* _To do_: Go through the records and show each line where the word "JSON" occurs.

** BEGIN Listing **

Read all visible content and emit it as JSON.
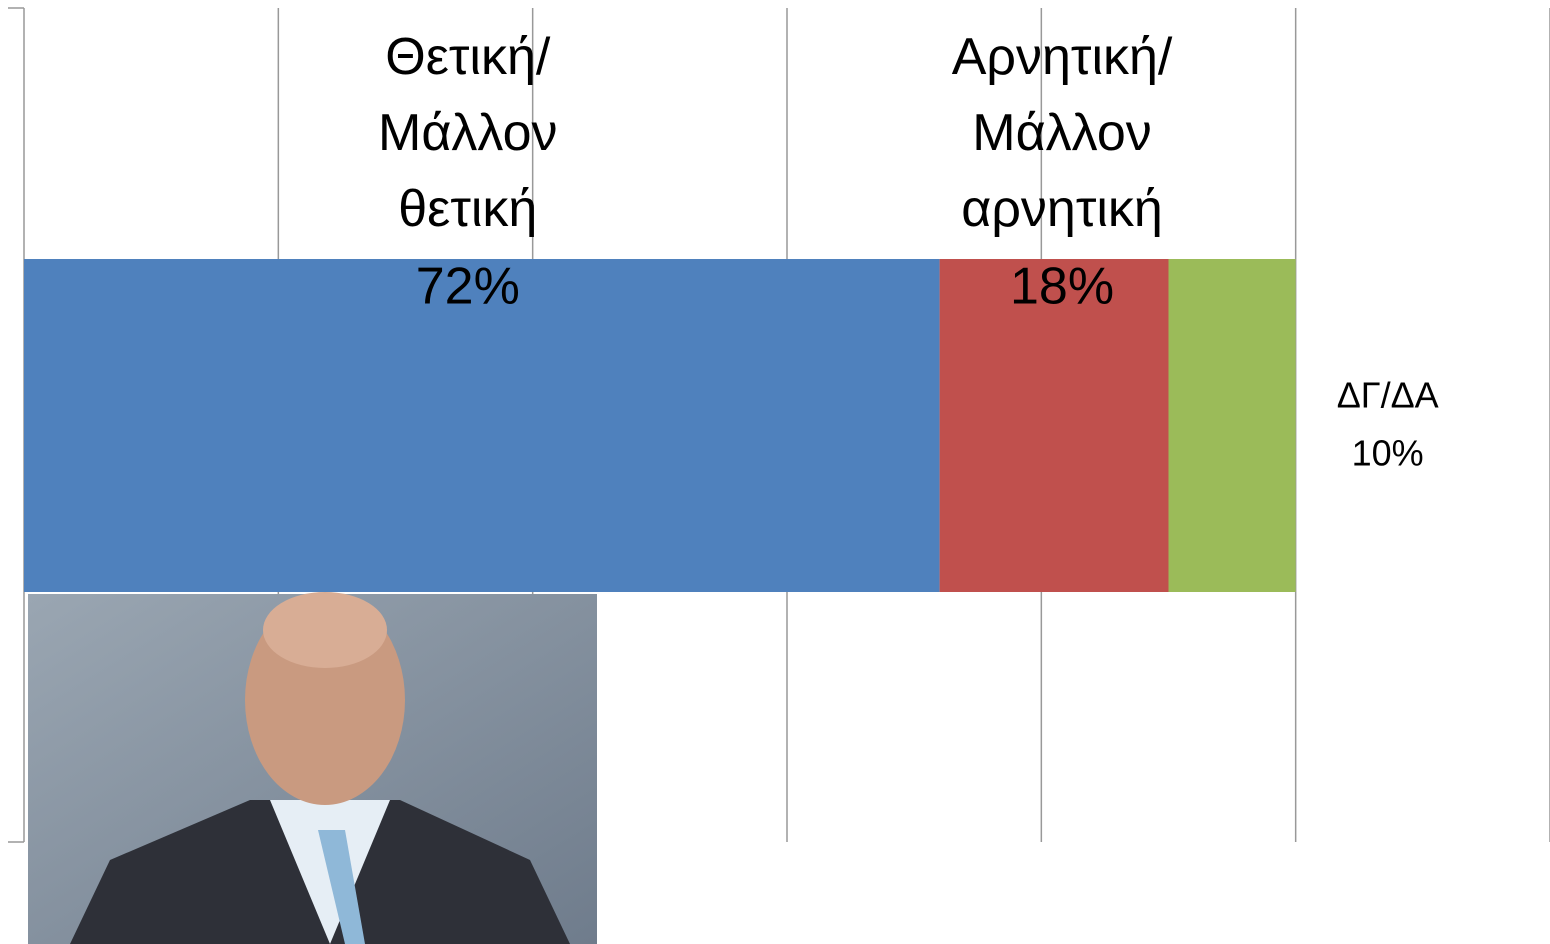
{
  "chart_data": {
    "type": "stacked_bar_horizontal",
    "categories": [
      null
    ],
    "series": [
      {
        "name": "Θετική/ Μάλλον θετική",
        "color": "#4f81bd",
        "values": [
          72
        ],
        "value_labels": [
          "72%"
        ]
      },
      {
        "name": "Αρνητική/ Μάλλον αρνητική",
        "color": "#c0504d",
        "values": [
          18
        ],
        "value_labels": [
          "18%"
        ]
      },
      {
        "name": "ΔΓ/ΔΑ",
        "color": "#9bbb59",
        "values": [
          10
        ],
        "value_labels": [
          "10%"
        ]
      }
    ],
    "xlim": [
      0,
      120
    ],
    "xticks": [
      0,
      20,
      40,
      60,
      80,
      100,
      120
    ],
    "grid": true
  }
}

** END Listing **
** BEGIN Listing **

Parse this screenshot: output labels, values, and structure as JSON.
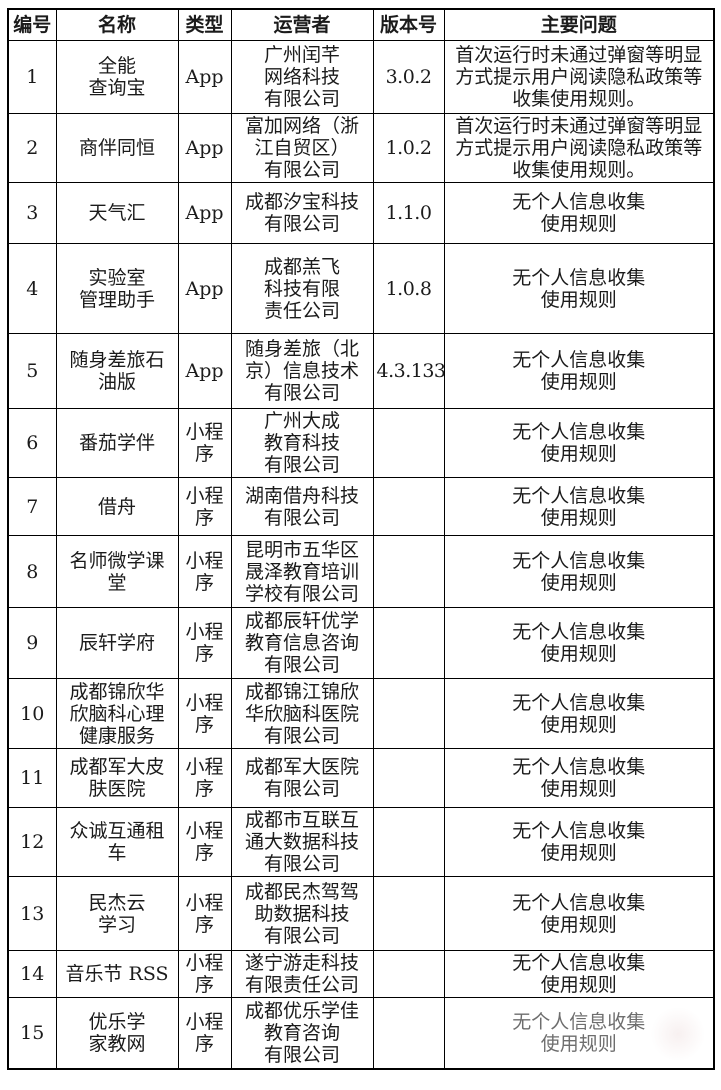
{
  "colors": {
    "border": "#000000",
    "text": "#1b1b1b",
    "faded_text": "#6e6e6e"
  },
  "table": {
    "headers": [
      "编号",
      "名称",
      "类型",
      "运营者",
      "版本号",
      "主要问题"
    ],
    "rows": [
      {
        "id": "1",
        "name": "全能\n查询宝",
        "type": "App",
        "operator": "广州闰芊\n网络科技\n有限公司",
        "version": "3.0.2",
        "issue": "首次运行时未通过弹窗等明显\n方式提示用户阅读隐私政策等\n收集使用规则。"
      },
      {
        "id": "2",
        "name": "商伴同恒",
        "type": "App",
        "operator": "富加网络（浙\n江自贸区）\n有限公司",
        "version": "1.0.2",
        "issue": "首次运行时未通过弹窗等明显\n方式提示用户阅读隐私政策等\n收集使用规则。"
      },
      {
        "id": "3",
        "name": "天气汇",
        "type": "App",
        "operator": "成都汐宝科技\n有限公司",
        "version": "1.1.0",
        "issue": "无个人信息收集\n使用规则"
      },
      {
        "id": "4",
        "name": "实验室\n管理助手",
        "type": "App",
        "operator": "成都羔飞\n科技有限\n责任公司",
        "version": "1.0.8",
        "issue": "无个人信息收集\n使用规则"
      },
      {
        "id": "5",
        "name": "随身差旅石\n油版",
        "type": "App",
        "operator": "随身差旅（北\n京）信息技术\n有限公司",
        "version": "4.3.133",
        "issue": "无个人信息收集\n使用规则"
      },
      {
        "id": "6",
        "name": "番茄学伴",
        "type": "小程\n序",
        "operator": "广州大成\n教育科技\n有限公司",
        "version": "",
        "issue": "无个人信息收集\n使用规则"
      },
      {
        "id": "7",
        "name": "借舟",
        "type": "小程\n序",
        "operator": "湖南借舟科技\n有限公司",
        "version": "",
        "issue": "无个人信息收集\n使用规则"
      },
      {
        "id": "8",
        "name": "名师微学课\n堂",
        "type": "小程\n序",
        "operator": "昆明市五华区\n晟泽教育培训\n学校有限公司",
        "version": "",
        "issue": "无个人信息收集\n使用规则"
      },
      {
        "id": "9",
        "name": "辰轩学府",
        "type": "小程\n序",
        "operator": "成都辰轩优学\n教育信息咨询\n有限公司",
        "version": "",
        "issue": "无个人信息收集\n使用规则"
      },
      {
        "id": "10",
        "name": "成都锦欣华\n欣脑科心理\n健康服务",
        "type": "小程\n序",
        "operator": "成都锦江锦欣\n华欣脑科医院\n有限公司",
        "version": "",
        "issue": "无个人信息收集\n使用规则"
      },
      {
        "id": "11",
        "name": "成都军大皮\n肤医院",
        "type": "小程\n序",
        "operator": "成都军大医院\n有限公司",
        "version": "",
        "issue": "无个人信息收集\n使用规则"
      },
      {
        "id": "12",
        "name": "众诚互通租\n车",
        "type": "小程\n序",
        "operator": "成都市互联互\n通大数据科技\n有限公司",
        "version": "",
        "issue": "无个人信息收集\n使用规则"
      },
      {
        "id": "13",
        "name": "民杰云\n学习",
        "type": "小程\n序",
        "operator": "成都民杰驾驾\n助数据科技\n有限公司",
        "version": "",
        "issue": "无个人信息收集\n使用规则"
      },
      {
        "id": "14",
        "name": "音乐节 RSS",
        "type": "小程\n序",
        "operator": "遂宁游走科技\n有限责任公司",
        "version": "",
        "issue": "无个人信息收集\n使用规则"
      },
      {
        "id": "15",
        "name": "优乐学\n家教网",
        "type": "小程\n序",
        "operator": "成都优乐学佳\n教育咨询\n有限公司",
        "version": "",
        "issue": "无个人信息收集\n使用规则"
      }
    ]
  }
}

** END Listing **

* _Final result_:
Read all visible content and emit it as JSON.
Parse this screenshot: output labels, values, and structure as JSON.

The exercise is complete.